TAREFAS A REALIZAR =
- a) No texto sobre Schmitt e Kelsen, qual é a única ideia verdadeiramente democrática para Schmitt?
- b) Retome o texto sobre Schmitt e Kelsen a partir do ponto em que ele termina.

TEXTO PARA LEITURA =
A recusa de Schmitt em aceitar um controle
concentrado de constitucionalidade encontra sua origem na própria
concepção que o autor alemão fazia de Constituição. Para Schmitt, a
idéia de Constituição não se equipara a um simples conjunto de leis
constitucionais. A Constituição seria, na verdade, a decisão consciente
de uma unidade política concreta que define a forma e o modo de sua
existência.
De acordo com o pensador alemão, o princípio político
que guiava a Constituição de Weimar era o princípio da democracia. A
democracia de Schmitt, contudo, não se assemelha em nada à democracia
kelseniana, que via na maioria um instrumento útil para a realização da
idéia básica da democracia: a liberdade. Para Schmitt, só há uma idéia
verdadeiramente democrática: a igualdade, que é fundamento de todas as
outras igualdades.
No que concerne à jurisdição constitucional,
tanto Schmitt como Kelsen atingiam conclusões bem distantes de seus
pontos de partida. Enquanto Kelsen, que se reconhecia como herdeiro da
tradição labandiana, projetara e desenvolvera um sistema concentrado de
controle de constitucionalidade que contrariava frontalmente os
princípios do positivismo legal do século XIX, Schmitt, que sempre
construía suas obras em contraposição a uma imagem da teoria positivista
liberal, acabara por chegar justamente ao posicionamento defendido por
Laband cinqüenta anos antes: a revisão dos atos legislativos por um
tribunal independente é uma afronta clara à soberania estatal.
Miguel Herrera bem ilustrou essa dicotomia:
“Refiriéndose a
los trabajos de Kelsen de esse período, Schmitt impugna la tesis
normativista de la identidad entre orden jurídico y Estado, señalando
que el método kelseniano desarrolla la vieja negación liberal del Estado
por medio del derecho. Según el jurista alemán, Kelsen funda su teoría
del Estado en una crítica del concepto de “sustancia”, que es propio de
las ciencias naturales, constituyendo una metafísica monista que expulsa
la excepción y lo arbitrario. De acuerdo con Schmitt, por el contrario,
la situación excepcional pertenece al derecho, siendo definido el
Estado por el monopolio de la decisión. En el caso excepcional “la
existencia del Estado conserva la superioridad sobre la validez de la
norma jurídica”, es allí donde la decisión se libera de toda obligación
formativa y la norma “se reduce a nada”.4
Vencedor
do embate judicial realizado no caso “Prússia contra Reich”, Carl
Schmitt também ganhara, aparentemente, a disputa intelectual sobre quem
realmente deveria ser o guardião da constituição.

Itens armazenados de uma coleção:
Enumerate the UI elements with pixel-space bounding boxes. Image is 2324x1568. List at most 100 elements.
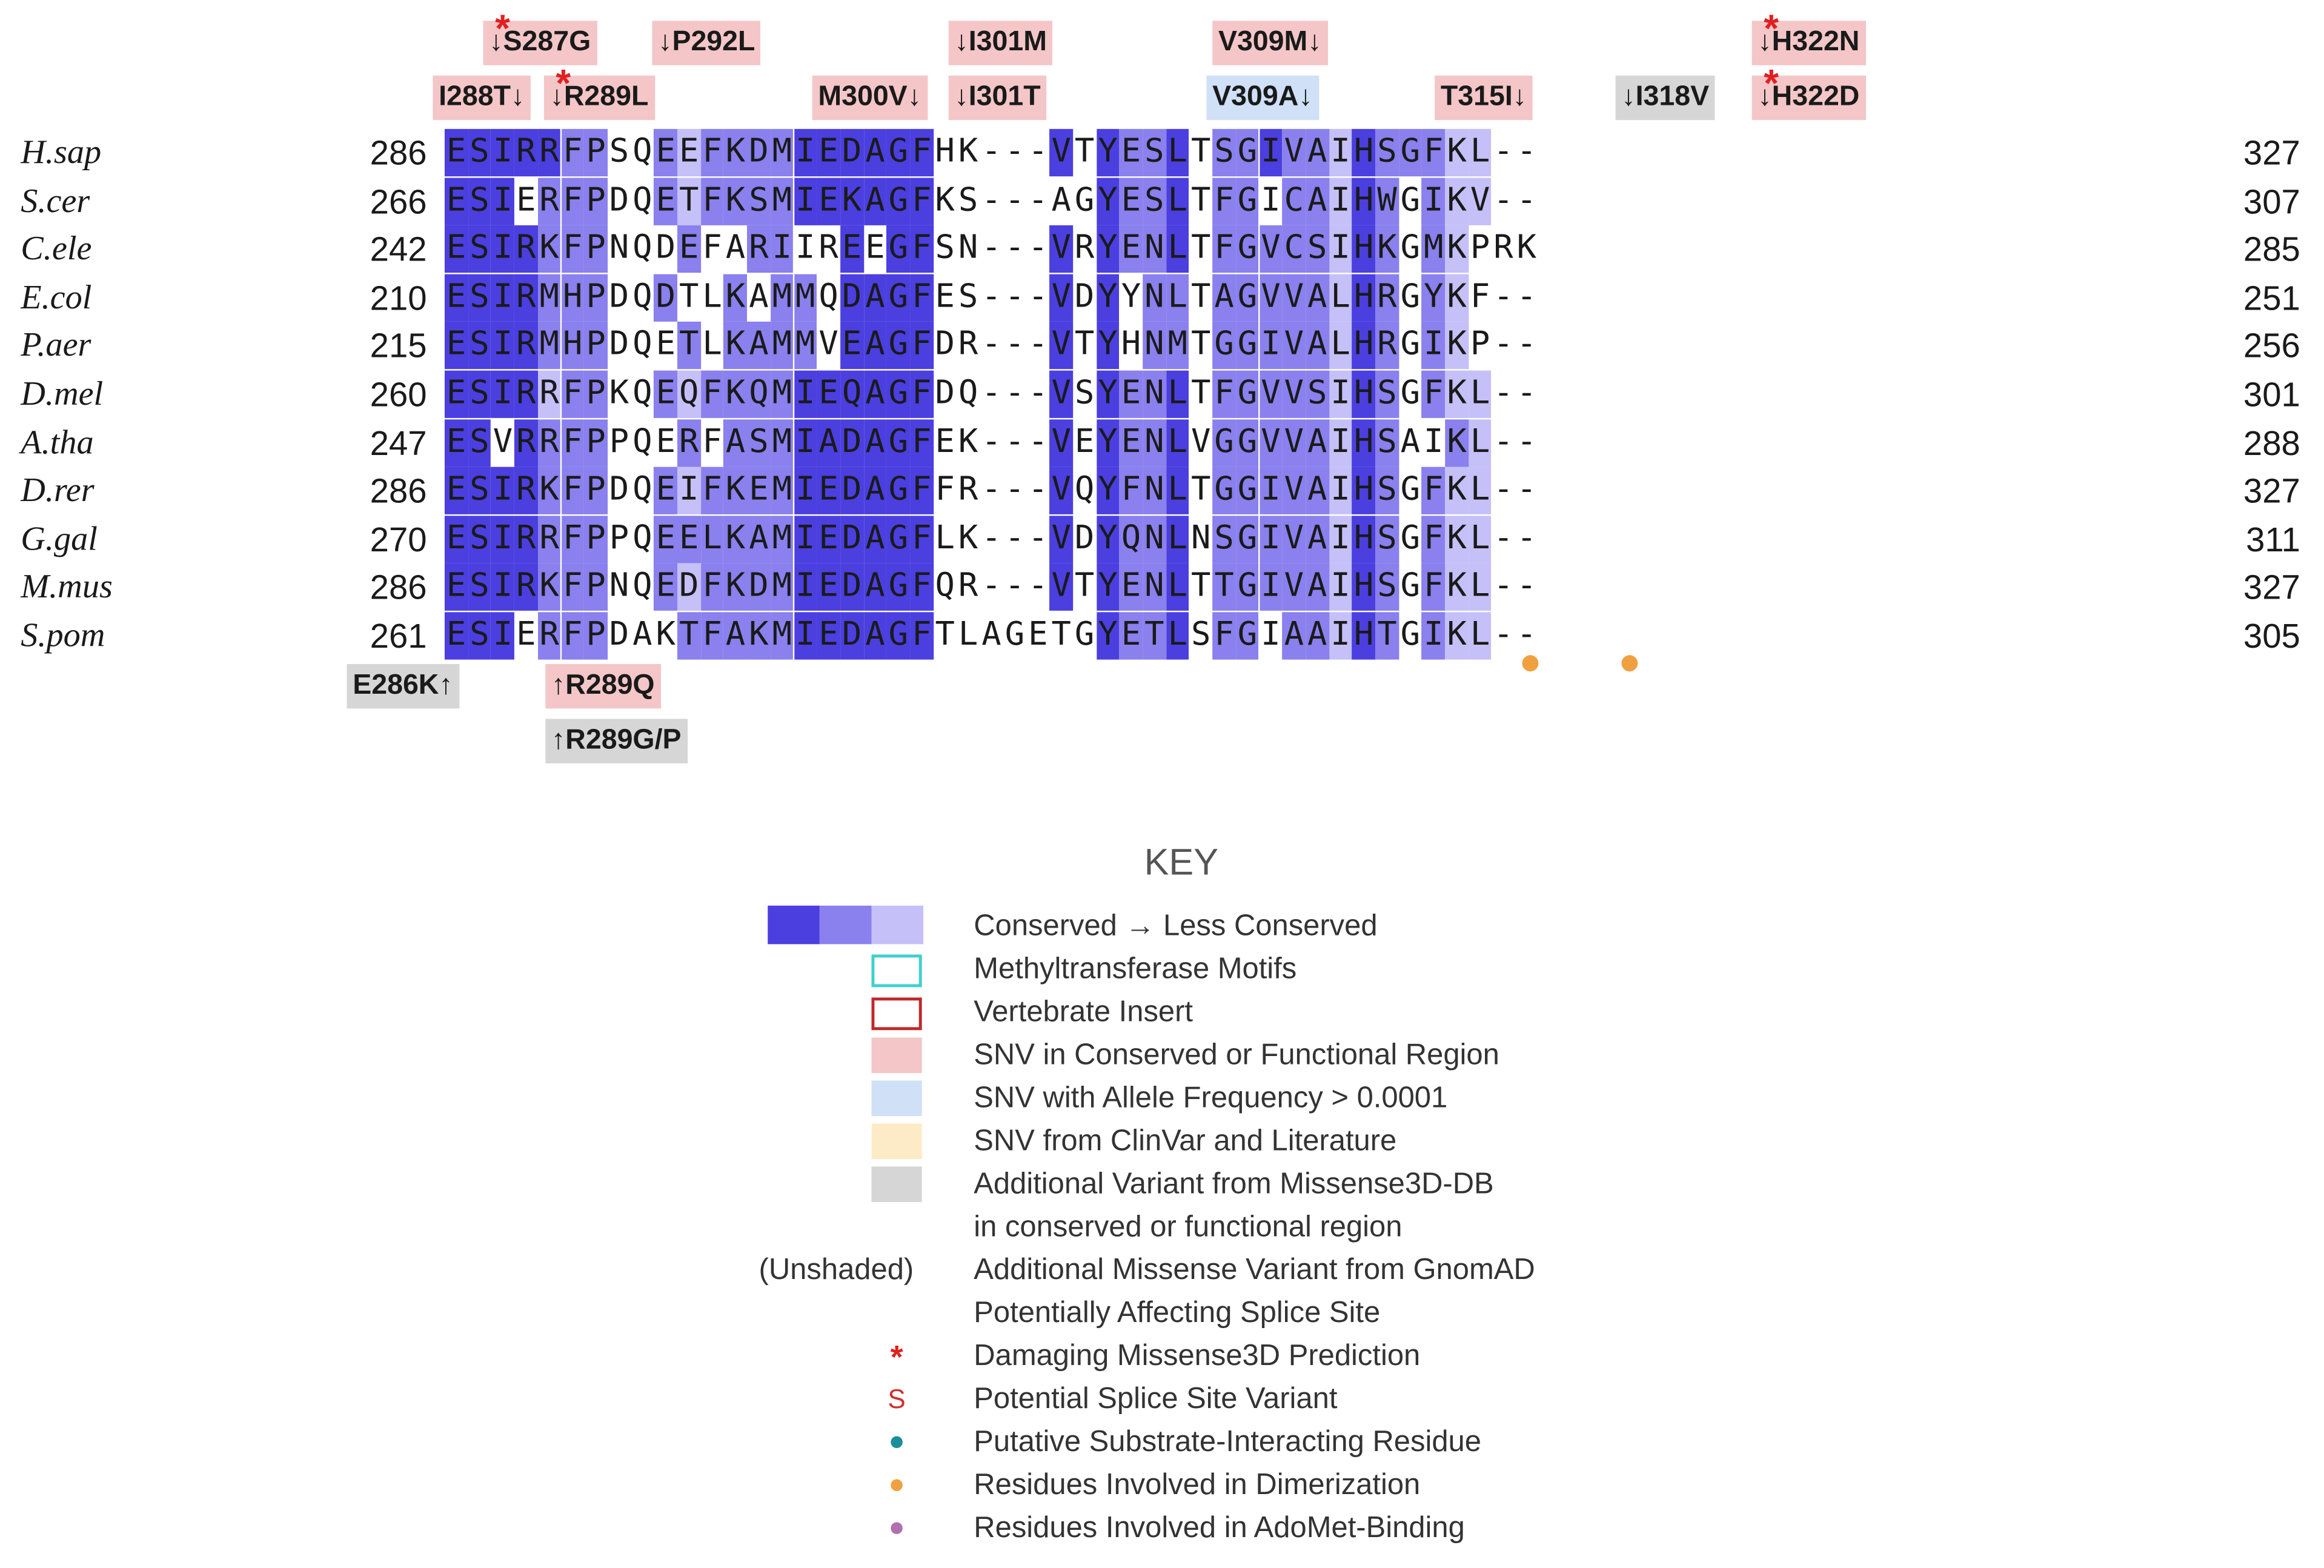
residue-cell: K <box>723 322 748 370</box>
up-arrow-icon: ↑ <box>551 725 566 756</box>
start-position: 270 <box>370 520 427 559</box>
residue-cell: E <box>935 278 955 316</box>
key-item-text: Additional Variant from Missense3D-DB <box>974 1168 1494 1201</box>
down-arrow-icon: ↓ <box>658 27 672 58</box>
residue-cell: E <box>1119 563 1143 611</box>
residue-cell: L <box>1166 177 1189 225</box>
up-arrow-icon: ↑ <box>551 669 566 702</box>
residue-cell: A <box>1306 419 1329 467</box>
residue-cell: G <box>1235 467 1260 515</box>
residue-cell: I <box>1422 322 1446 370</box>
residue-cell: P <box>1470 230 1490 267</box>
residue-cell: K <box>723 128 748 177</box>
residue-cell: E <box>817 563 840 611</box>
residue-cell: A <box>863 467 887 515</box>
residue-cell: T <box>1190 374 1211 413</box>
residue-cell: G <box>1074 181 1095 219</box>
variant-name: V309M <box>1218 27 1308 58</box>
residue-cell: V <box>1049 225 1073 273</box>
residue-cell: T <box>1190 568 1211 606</box>
residue-cell: Q <box>632 181 652 219</box>
residue-cell: R <box>677 419 701 467</box>
residue-cell: K <box>1516 230 1537 267</box>
residue-cell: T <box>1212 563 1236 611</box>
down-arrow-icon: ↓ <box>1621 81 1636 113</box>
residue-cell: G <box>886 128 911 177</box>
species-label: S.cer <box>21 181 90 219</box>
down-arrow-icon: ↓ <box>907 81 921 113</box>
residue-cell: - <box>1028 423 1048 460</box>
residue-cell: S <box>1306 225 1329 273</box>
residue-cell: V <box>1282 563 1306 611</box>
residue-cell: K <box>723 467 748 515</box>
residue-cell: F <box>702 230 722 267</box>
residue-cell: R <box>514 515 538 563</box>
residue-cell: V <box>1259 419 1283 467</box>
residue-cell: F <box>1422 515 1446 563</box>
residue-cell: Q <box>632 230 652 267</box>
residue-cell: I <box>794 515 817 563</box>
key-item-text: Potential Splice Site Variant <box>974 1383 1338 1416</box>
residue-cell: E <box>1028 616 1048 654</box>
residue-cell: G <box>1398 128 1423 177</box>
residue-cell: R <box>1375 322 1399 370</box>
residue-cell: - <box>1493 181 1513 219</box>
residue-cell: T <box>1190 133 1211 171</box>
residue-cell: M <box>770 467 794 515</box>
residue-cell: M <box>770 515 794 563</box>
variant-name: T315I <box>1440 81 1513 113</box>
residue-cell: E <box>677 128 701 177</box>
residue-cell: E <box>840 322 864 370</box>
residue-cell: T <box>1190 278 1211 316</box>
conservation-swatch <box>819 905 872 945</box>
residue-cell: L <box>1329 322 1352 370</box>
residue-cell: Y <box>1096 467 1120 515</box>
residue-cell: - <box>1493 423 1513 460</box>
residue-cell: R <box>537 177 561 225</box>
start-position: 261 <box>370 616 427 656</box>
variant-label: ↓I318V <box>1615 75 1715 121</box>
residue-cell: P <box>1470 327 1490 364</box>
residue-cell: F <box>1422 563 1446 611</box>
residue-cell: H <box>1352 467 1376 515</box>
variant-label: E286K↑ <box>347 663 459 709</box>
residue-cell: Y <box>1096 274 1120 322</box>
residue-cell: N <box>1143 419 1166 467</box>
residue-cell: T <box>1375 612 1399 660</box>
residue-cell: G <box>1235 563 1260 611</box>
variant-label: ↑R289Q <box>545 663 661 709</box>
residue-cell: Y <box>1121 278 1141 316</box>
residue-cell: G <box>1074 616 1095 654</box>
residue-cell: A <box>1306 322 1329 370</box>
residue-cell: K <box>1445 467 1469 515</box>
end-position: 307 <box>2243 181 2300 221</box>
residue-cell: - <box>1516 133 1537 171</box>
residue-cell: - <box>1028 374 1048 413</box>
start-position: 286 <box>370 133 427 172</box>
residue-cell: T <box>1074 568 1095 606</box>
residue-cell: I <box>794 419 817 467</box>
start-position: 242 <box>370 230 427 269</box>
residue-cell: G <box>1235 612 1260 660</box>
residue-cell: R <box>514 274 538 322</box>
residue-cell: D <box>609 278 629 316</box>
residue-cell: E <box>677 515 701 563</box>
residue-cell: T <box>1190 230 1211 267</box>
residue-cell: R <box>958 471 978 509</box>
residue-cell: S <box>468 128 491 177</box>
conservation-swatch <box>871 905 924 945</box>
residue-cell: Y <box>1096 322 1120 370</box>
residue-cell: - <box>1516 616 1537 654</box>
residue-cell: - <box>1516 520 1537 557</box>
residue-cell: F <box>1119 467 1143 515</box>
residue-cell: R <box>514 225 538 273</box>
residue-cell: S <box>1074 374 1095 413</box>
residue-cell: F <box>1212 225 1236 273</box>
residue-cell: E <box>444 128 468 177</box>
residue-cell: F <box>700 177 724 225</box>
residue-cell: - <box>1004 568 1025 606</box>
variant-name: V309A <box>1212 81 1299 113</box>
residue-cell: - <box>1004 327 1025 364</box>
residue-cell: E <box>840 225 864 273</box>
residue-cell: S <box>1306 370 1329 418</box>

OS RESULTADOS =
- a) A igualdade, que é o fundamento de todas as outras igualdades.

- b)
Em decisão de 25
de outubro, o Tribunal do Estado negara-se a definir os limites da
atuação do Presidente e de seu Chanceler. Ambos ficaram livres, assim,
para agirem contra as poucas instituições democráticas de Weimar que
ainda desempenhavam algum papel relevante no cenário político alemão de
1932.
A história mostraria, contudo, que a vitória de Schmitt não
era definitiva. Três meses após a decisão do caso “Prússia contra
Reich”, Hitler chegava ao poder sem romper com nenhum aspecto de
legalidade existente à época.
Concretizava-se, em certo sentido, a
previsão de Schmitt: o sistema político de Weimar permitiria que seu
maior inimigo assumisse o poder e destruísse, de dentro do sistema, todo
o regime constitucional de 1919.
A história parecia dar alguma razão a Kelsen!
Na famosa conferência proferida perante a Associação dos Professores
Alemães de Direito Público Kelsen deixou claro que a jurisdição
constitucional haveria de ter um papel central em um sistema democrático
moderno:
"Contra as muitas censuras que se fazem ao sistema
democrático muitas delas corretas e adequadas , não há melhor defesa
senão a da instituição de garantias que assegurem a plena legitimidade
do exercício das funções do Estado. Na medida em que amplia o processo
de democratização, deve-se desenvolver também o sistema de controle. É
dessa perspectiva que se deve avaliar aqui a jurisdição constitucional.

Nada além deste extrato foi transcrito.